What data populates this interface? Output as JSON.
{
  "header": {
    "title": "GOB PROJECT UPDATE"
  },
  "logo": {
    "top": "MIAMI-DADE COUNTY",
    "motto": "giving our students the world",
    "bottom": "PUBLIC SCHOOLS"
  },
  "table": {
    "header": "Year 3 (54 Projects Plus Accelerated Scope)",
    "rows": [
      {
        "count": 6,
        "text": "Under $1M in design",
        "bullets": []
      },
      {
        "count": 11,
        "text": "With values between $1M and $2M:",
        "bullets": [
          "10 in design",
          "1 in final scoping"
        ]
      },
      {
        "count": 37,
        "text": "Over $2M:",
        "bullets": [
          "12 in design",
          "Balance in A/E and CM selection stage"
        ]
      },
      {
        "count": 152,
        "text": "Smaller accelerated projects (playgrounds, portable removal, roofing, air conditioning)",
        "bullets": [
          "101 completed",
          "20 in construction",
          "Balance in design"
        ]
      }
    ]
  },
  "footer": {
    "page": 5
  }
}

================================

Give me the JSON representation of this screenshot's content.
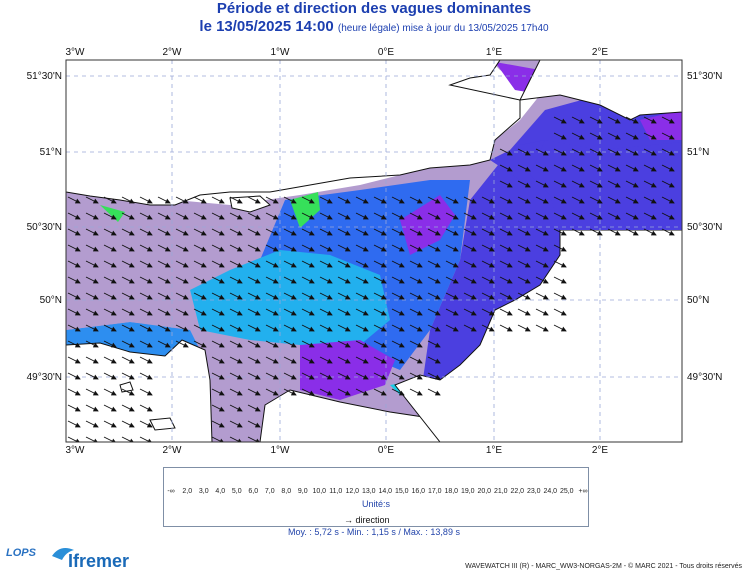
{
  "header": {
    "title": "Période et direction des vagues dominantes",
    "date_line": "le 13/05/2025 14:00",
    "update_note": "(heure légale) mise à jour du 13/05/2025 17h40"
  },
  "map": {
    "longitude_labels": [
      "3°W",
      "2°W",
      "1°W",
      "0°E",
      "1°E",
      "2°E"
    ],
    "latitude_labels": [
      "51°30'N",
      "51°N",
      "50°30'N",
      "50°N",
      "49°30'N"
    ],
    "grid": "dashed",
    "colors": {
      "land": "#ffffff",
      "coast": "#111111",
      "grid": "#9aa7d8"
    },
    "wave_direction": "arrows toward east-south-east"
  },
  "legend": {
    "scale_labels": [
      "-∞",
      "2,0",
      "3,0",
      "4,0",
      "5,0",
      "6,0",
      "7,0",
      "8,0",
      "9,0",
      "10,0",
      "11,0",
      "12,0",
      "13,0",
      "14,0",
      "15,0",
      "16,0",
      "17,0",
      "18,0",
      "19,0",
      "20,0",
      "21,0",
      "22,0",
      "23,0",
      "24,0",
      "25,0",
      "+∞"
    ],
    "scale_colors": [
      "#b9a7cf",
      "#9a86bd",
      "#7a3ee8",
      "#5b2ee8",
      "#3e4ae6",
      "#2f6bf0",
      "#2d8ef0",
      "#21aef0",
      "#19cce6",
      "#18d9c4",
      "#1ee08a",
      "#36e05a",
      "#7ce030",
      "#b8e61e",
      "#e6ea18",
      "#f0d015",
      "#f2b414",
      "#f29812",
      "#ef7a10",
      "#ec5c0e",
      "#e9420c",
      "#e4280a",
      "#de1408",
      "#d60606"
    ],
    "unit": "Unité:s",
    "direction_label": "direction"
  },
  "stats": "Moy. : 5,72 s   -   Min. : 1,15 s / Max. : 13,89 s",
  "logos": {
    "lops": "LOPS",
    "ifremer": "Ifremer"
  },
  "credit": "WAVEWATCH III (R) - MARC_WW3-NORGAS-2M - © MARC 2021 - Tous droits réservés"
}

================================

■ **The request**:
Filter the entries down to the lines containing "title". Copy each of those lines.

■ **Written response**:
    "title": "GOB PROJECT UPDATE"
    "title": "Période et direction des vagues dominantes",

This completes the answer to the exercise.